■ WHAT IS EXPECTED ■
Find the string "screenshot" in the entries and copy each line that has it.
==================================================
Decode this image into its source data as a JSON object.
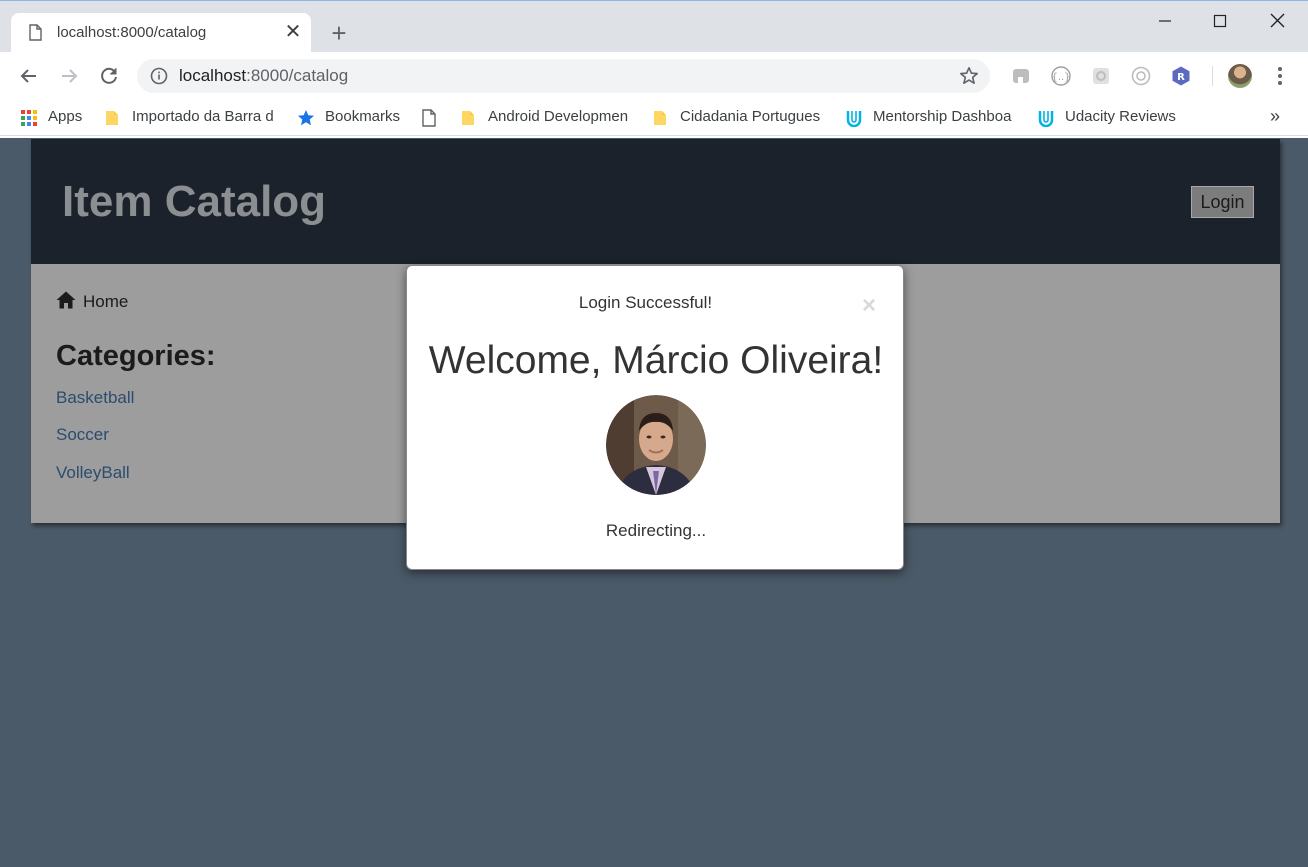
{
  "browser": {
    "tab": {
      "title": "localhost:8000/catalog",
      "close_glyph": "✕"
    },
    "new_tab_glyph": "+",
    "address": {
      "host": "localhost",
      "rest": ":8000/catalog"
    },
    "bookmarks": [
      {
        "label": "Apps",
        "icon": "apps-grid-icon"
      },
      {
        "label": "Importado da Barra d",
        "icon": "folder-icon"
      },
      {
        "label": "Bookmarks",
        "icon": "star-icon"
      },
      {
        "label": "",
        "icon": "page-icon"
      },
      {
        "label": "Android Developmen",
        "icon": "folder-icon"
      },
      {
        "label": "Cidadania Portugues",
        "icon": "folder-icon"
      },
      {
        "label": "Mentorship Dashboa",
        "icon": "udacity-icon"
      },
      {
        "label": "Udacity Reviews",
        "icon": "udacity-icon"
      }
    ],
    "more_glyph": "»",
    "extension_badge": "R",
    "colors": {
      "tabstrip": "#dee1e6",
      "omnibox": "#f1f3f4",
      "folder": "#fdd663",
      "udacity": "#02b3e4",
      "ext_badge": "#5c6bc0"
    }
  },
  "app": {
    "title": "Item Catalog",
    "login_label": "Login",
    "home_label": "Home",
    "categories_heading": "Categories:",
    "categories": [
      "Basketball",
      "Soccer",
      "VolleyBall"
    ],
    "colors": {
      "header_bg": "#1b222c",
      "body_bg": "#9d9d9d",
      "link": "#2b4c6e",
      "page_bg": "#4b5a68"
    }
  },
  "modal": {
    "title": "Login Successful!",
    "close_glyph": "×",
    "welcome": "Welcome, Márcio Oliveira!",
    "status": "Redirecting..."
  }
}
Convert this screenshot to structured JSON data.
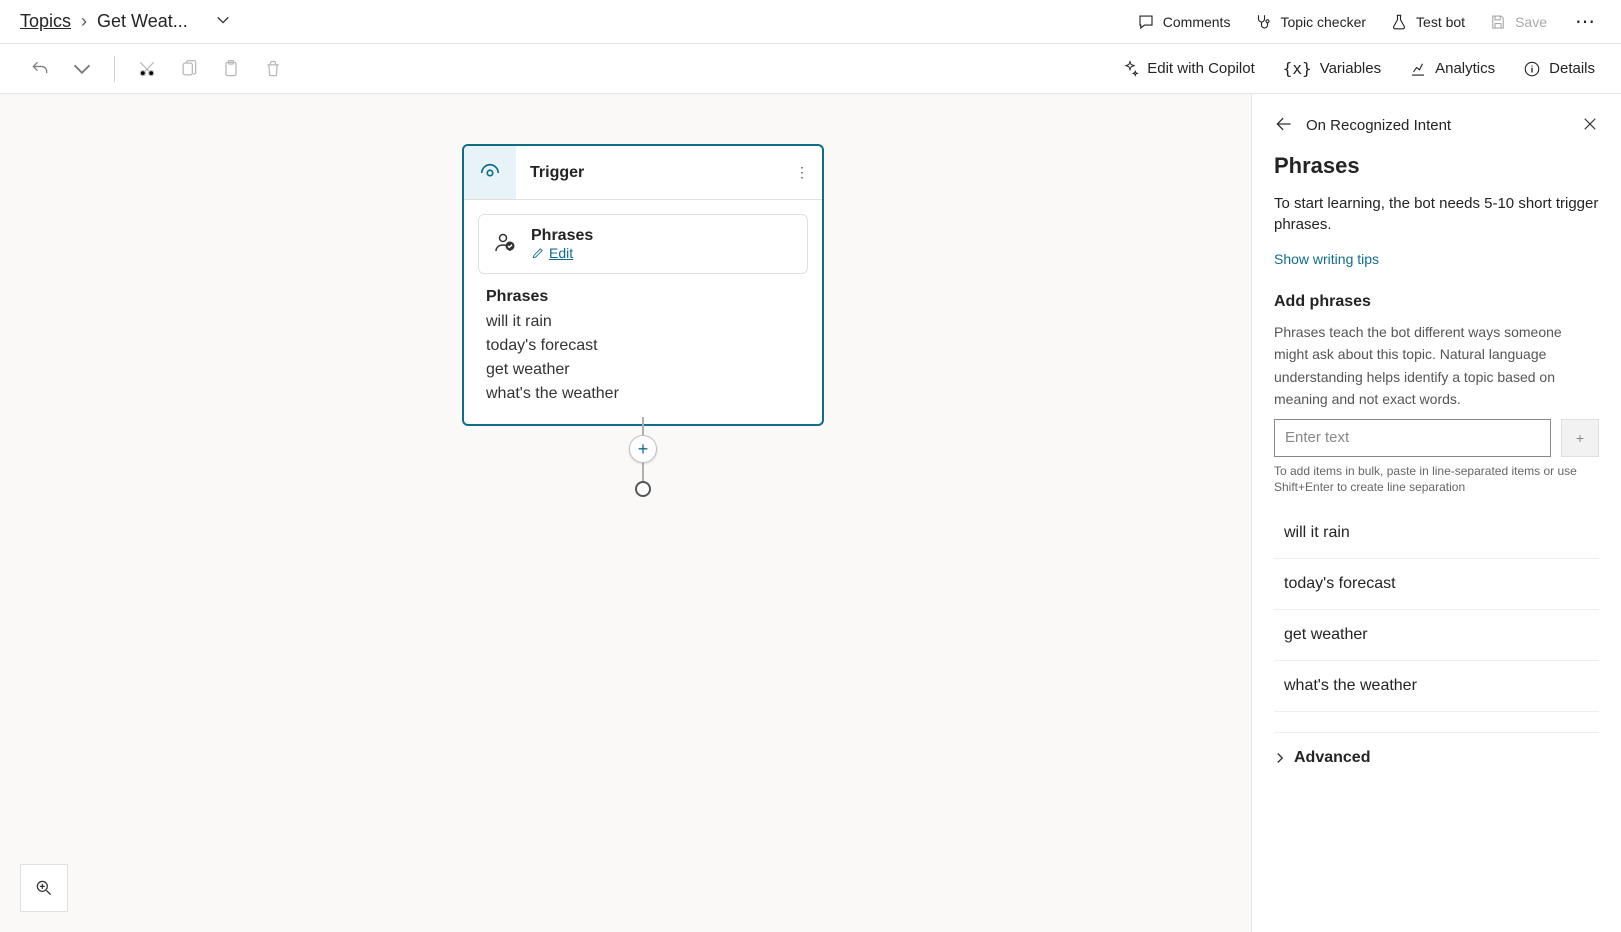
{
  "breadcrumb": {
    "root": "Topics",
    "current": "Get Weat..."
  },
  "topbar": {
    "comments": "Comments",
    "topic_checker": "Topic checker",
    "test_bot": "Test bot",
    "save": "Save"
  },
  "secondbar": {
    "edit_copilot": "Edit with Copilot",
    "variables": "Variables",
    "analytics": "Analytics",
    "details": "Details"
  },
  "node": {
    "title": "Trigger",
    "card_label": "Phrases",
    "edit": "Edit",
    "list_heading": "Phrases",
    "phrases": [
      "will it rain",
      "today's forecast",
      "get weather",
      "what's the weather"
    ]
  },
  "panel": {
    "breadcrumb_title": "On Recognized Intent",
    "heading": "Phrases",
    "lead": "To start learning, the bot needs 5-10 short trigger phrases.",
    "tips_link": "Show writing tips",
    "add_heading": "Add phrases",
    "add_desc": "Phrases teach the bot different ways someone might ask about this topic. Natural language understanding helps identify a topic based on meaning and not exact words.",
    "input_placeholder": "Enter text",
    "bulk_hint": "To add items in bulk, paste in line-separated items or use Shift+Enter to create line separation",
    "phrases": [
      "will it rain",
      "today's forecast",
      "get weather",
      "what's the weather"
    ],
    "advanced": "Advanced"
  }
}
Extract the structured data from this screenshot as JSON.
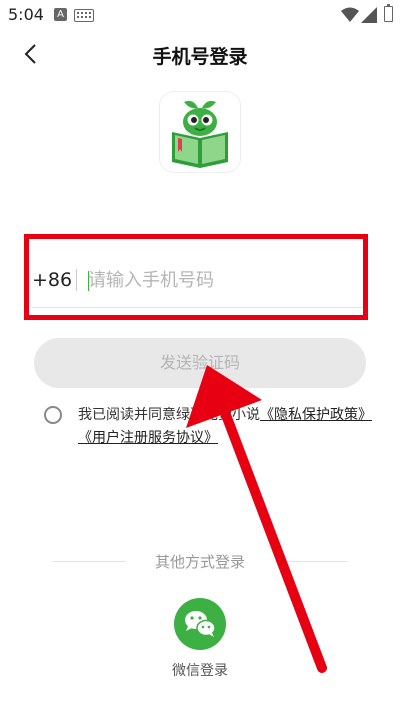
==================================================
■ PROBLEM SOLUTION ■
Convert this screenshot to structured JSON data.
Extract the structured data from this screenshot as JSON.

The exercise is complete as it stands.